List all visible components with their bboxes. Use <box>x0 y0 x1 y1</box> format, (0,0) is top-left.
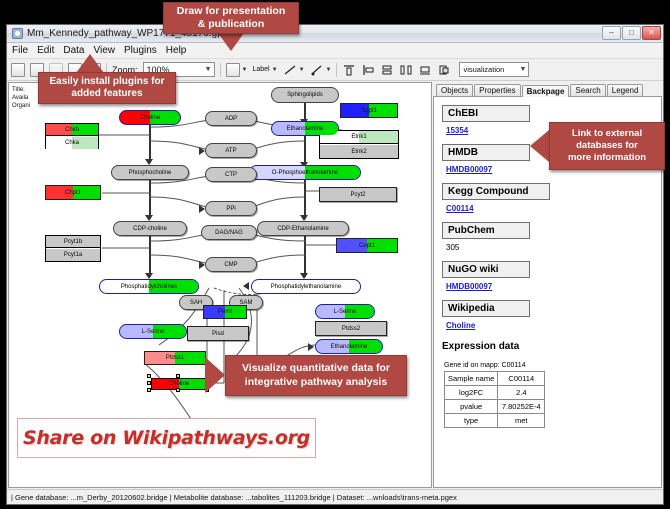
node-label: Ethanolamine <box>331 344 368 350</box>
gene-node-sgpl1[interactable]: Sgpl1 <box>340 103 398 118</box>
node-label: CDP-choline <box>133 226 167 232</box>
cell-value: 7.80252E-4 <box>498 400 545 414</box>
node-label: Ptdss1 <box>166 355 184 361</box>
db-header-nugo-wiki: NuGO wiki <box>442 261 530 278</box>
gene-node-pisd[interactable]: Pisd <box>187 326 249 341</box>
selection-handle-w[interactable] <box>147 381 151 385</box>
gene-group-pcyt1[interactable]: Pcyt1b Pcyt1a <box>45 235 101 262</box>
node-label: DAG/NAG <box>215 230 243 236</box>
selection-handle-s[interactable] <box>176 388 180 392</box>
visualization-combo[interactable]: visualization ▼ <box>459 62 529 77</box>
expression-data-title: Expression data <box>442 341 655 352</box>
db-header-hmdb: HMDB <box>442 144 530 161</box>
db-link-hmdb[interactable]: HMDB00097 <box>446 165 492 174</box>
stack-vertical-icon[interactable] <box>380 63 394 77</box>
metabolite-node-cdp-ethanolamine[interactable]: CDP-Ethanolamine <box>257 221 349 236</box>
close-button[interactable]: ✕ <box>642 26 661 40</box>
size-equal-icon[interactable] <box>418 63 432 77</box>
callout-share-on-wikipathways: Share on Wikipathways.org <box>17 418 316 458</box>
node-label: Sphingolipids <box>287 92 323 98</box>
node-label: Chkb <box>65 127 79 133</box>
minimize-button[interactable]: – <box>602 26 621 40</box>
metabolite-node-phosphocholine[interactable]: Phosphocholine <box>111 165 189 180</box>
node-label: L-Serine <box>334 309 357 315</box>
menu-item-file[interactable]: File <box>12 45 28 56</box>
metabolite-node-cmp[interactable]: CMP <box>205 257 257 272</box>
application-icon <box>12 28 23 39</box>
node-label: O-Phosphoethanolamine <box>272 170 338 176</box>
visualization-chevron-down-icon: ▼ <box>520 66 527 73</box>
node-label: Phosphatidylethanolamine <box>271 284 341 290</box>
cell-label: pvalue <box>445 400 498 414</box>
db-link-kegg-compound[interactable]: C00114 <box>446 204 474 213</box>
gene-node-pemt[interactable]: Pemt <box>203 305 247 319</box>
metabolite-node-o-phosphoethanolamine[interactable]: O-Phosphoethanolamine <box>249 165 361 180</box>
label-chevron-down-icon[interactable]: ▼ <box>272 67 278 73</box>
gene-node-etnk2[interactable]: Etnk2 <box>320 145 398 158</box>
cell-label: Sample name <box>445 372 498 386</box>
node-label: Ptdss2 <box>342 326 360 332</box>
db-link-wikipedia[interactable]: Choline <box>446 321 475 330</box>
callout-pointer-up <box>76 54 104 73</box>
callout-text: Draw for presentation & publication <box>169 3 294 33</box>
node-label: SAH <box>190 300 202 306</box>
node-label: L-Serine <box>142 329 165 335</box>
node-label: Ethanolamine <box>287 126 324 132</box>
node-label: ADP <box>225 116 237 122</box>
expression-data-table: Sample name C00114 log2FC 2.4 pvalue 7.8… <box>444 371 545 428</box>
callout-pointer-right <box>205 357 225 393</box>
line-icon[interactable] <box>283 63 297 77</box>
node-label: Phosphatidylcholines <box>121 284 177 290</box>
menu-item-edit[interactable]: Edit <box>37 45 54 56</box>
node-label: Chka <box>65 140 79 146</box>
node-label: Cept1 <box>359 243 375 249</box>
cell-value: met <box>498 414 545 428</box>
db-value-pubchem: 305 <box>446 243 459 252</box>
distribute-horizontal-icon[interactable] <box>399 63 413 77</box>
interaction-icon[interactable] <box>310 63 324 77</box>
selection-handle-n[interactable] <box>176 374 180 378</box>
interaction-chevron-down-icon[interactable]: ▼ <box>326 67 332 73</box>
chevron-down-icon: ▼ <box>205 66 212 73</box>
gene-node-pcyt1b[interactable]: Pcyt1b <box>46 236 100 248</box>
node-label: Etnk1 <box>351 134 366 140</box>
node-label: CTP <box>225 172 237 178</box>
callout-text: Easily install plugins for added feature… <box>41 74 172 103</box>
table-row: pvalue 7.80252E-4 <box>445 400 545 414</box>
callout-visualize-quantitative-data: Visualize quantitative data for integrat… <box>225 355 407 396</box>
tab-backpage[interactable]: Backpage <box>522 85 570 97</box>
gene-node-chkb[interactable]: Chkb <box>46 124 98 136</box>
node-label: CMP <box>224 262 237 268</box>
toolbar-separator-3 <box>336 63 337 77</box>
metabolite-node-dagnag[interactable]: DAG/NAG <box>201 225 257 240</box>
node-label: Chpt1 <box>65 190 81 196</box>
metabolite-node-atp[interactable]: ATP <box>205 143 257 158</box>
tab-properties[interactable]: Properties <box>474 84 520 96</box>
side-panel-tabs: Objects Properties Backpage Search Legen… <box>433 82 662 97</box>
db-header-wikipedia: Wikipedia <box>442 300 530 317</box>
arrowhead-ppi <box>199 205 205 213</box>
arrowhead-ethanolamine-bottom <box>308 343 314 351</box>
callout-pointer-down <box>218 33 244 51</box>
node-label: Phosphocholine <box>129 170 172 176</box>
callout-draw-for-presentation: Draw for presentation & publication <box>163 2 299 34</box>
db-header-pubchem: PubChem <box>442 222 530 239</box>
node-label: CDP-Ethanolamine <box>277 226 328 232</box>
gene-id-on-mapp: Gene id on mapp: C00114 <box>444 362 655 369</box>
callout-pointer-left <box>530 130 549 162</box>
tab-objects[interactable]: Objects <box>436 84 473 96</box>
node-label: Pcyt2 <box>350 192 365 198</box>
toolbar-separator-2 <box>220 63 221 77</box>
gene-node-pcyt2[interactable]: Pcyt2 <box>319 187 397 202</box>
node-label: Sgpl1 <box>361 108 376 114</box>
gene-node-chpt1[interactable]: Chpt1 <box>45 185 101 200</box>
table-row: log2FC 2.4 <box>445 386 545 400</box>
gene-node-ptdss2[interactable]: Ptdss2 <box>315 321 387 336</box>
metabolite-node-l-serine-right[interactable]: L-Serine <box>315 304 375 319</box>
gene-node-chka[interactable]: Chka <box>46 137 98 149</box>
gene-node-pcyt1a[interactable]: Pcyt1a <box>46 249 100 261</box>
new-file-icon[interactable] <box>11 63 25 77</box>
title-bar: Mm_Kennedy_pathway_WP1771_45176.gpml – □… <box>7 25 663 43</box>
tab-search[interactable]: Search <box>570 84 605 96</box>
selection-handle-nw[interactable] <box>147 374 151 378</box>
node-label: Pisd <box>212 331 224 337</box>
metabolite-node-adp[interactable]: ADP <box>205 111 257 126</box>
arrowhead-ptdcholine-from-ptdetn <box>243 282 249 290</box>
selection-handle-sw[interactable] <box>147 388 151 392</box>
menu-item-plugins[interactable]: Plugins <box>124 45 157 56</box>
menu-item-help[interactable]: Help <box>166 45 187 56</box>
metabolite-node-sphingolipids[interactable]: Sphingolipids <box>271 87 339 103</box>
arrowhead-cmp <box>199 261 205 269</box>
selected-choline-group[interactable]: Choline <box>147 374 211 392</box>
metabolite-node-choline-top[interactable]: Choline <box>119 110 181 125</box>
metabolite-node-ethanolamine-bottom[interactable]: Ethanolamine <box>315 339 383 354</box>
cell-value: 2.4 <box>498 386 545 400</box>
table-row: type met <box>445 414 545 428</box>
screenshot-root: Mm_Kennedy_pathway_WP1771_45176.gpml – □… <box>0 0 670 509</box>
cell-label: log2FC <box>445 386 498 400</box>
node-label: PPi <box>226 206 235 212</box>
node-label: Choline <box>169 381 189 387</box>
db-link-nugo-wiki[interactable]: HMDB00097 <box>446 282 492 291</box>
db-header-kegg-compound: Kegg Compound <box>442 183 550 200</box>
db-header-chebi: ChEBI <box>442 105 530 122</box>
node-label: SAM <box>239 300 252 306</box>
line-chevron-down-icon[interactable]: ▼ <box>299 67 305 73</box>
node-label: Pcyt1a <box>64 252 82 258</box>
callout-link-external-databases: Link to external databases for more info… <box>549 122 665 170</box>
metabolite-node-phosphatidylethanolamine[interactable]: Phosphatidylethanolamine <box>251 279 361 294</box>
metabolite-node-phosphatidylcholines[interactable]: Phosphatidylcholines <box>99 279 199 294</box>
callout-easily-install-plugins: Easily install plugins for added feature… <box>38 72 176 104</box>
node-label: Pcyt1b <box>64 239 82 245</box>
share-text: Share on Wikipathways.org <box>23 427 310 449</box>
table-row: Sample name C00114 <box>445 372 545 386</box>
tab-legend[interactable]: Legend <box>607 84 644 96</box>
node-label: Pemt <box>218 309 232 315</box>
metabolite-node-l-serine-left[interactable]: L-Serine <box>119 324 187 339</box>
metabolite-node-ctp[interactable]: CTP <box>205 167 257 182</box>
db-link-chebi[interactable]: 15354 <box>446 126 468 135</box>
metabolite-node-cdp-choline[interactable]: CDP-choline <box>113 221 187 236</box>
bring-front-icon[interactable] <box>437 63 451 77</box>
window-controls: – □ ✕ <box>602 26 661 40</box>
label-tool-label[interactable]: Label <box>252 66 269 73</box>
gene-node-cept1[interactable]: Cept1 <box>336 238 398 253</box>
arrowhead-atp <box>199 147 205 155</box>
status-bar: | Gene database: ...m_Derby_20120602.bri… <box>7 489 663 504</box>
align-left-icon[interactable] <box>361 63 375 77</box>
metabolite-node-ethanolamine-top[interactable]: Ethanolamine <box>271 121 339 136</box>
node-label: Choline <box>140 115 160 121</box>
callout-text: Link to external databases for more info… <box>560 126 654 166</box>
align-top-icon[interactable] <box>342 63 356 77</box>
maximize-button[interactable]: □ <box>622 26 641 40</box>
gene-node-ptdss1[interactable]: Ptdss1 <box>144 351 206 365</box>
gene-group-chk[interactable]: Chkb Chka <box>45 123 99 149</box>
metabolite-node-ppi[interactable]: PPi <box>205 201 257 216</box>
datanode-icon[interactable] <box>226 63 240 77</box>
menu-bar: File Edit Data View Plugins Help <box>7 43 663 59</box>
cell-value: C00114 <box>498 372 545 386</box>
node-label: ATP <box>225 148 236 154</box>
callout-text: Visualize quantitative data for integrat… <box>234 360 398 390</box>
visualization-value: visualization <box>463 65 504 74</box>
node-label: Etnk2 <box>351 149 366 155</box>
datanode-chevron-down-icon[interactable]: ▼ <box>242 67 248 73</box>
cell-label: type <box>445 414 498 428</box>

________________________

-- REQUIRED WORK --
Search the entries for the string "Pemt" and collect each line that has it.

-- WRITTEN ANSWER --
gene-node-pemt[interactable]: Pemt <box>203 305 247 319</box>
node-label: Pemt <box>218 309 232 315</box>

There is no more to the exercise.